**YOUR OBJECTIVE**: Format these records as a JSON list of strings, with one string per line and blank lines omitted. Leave the pictures out of the answer.

**RECORDS**:
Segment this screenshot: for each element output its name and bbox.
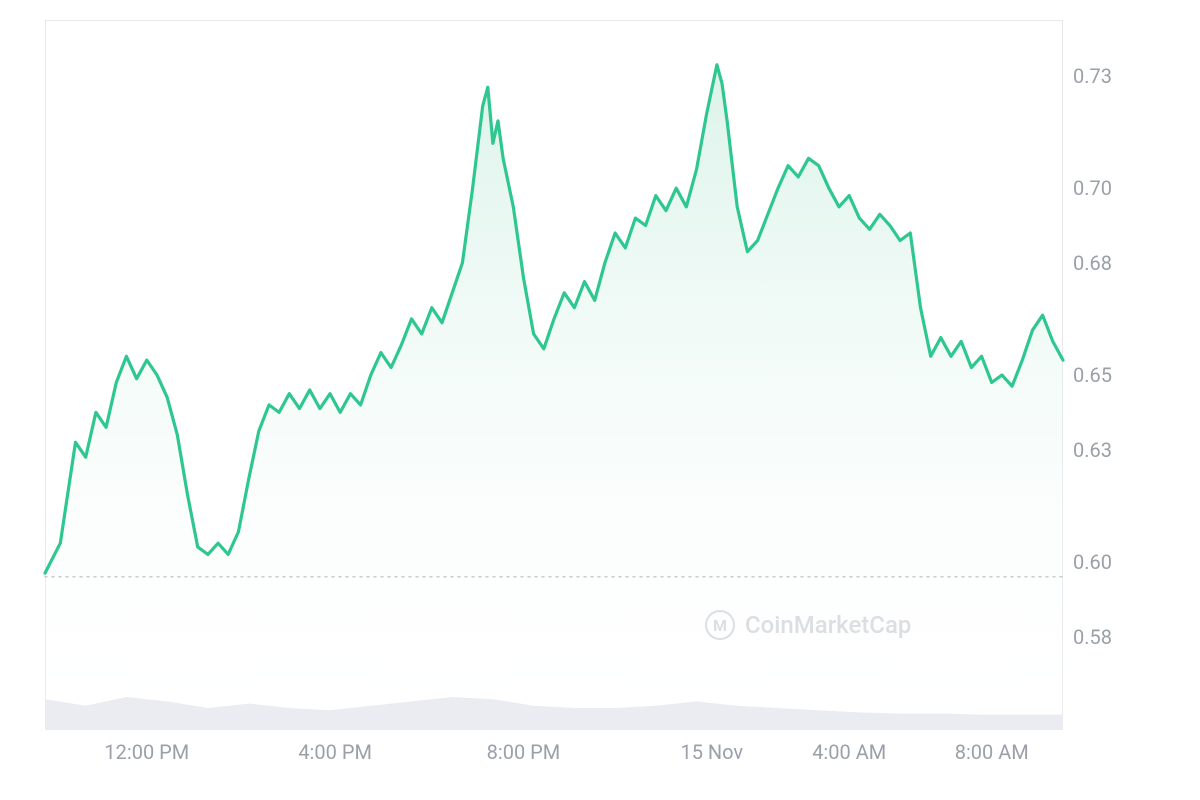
coinmarketcap-icon: M [705, 610, 735, 640]
x-axis-labels: 12:00 PM 4:00 PM 8:00 PM 15 Nov 4:00 AM 8:00 … [45, 740, 1063, 770]
y-tick-label: 0.60 [1073, 550, 1112, 574]
y-tick-label: 0.65 [1073, 363, 1112, 387]
y-tick-label: 0.70 [1073, 176, 1112, 200]
watermark-text: CoinMarketCap [745, 611, 911, 639]
y-tick-label: 0.63 [1073, 438, 1112, 462]
x-tick-label: 8:00 AM [955, 740, 1029, 764]
x-tick-label: 8:00 PM [487, 740, 561, 764]
x-tick-label: 4:00 AM [812, 740, 886, 764]
y-tick-label: 0.58 [1073, 625, 1112, 649]
y-tick-label: 0.73 [1073, 64, 1112, 88]
y-tick-label: 0.68 [1073, 251, 1112, 275]
watermark-icon-letter: M [713, 616, 727, 635]
price-chart: M CoinMarketCap 0.73 0.70 0.68 0.65 0.63 0.60… [45, 20, 1155, 760]
y-axis-labels: 0.73 0.70 0.68 0.65 0.63 0.60 0.58 [1073, 20, 1143, 730]
watermark: M CoinMarketCap [705, 610, 911, 640]
x-tick-label: 4:00 PM [298, 740, 372, 764]
x-tick-label: 12:00 PM [104, 740, 189, 764]
x-tick-label: 15 Nov [680, 740, 743, 764]
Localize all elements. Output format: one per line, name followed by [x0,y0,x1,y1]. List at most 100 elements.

**EXERCISE RESPONSE**:
[
  "Segment this screenshot: for each element output its name and bbox.",
  "coinmarketcap-icon: M [705, 610, 735, 640]",
  "x-axis-labels: 12:00 PM 4:00 PM 8:00 PM 15 Nov 4:00 AM 8:00 … [45, 740, 1063, 770]",
  "y-tick-label: 0.60 [1073, 550, 1112, 574]",
  "y-tick-label: 0.65 [1073, 363, 1112, 387]",
  "y-tick-label: 0.70 [1073, 176, 1112, 200]",
  "watermark-text: CoinMarketCap [745, 611, 911, 639]",
  "y-tick-label: 0.63 [1073, 438, 1112, 462]",
  "x-tick-label: 8:00 AM [955, 740, 1029, 764]",
  "x-tick-label: 8:00 PM [487, 740, 561, 764]",
  "x-tick-label: 4:00 AM [812, 740, 886, 764]",
  "y-tick-label: 0.58 [1073, 625, 1112, 649]",
  "y-tick-label: 0.73 [1073, 64, 1112, 88]",
  "y-tick-label: 0.68 [1073, 251, 1112, 275]",
  "watermark-icon-letter: M [713, 616, 727, 635]",
  "price-chart: M CoinMarketCap 0.73 0.70 0.68 0.65 0.63 0.60… [45, 20, 1155, 760]",
  "y-axis-labels: 0.73 0.70 0.68 0.65 0.63 0.60 0.58 [1073, 20, 1143, 730]",
  "watermark: M CoinMarketCap [705, 610, 911, 640]",
  "x-tick-label: 4:00 PM [298, 740, 372, 764]",
  "x-tick-label: 12:00 PM [104, 740, 189, 764]",
  "x-tick-label: 15 Nov [680, 740, 743, 764]",
  "Localize all elements. Output format: one per line, name followed by [x0,y0,x1,y1]. List at most 100 elements."
]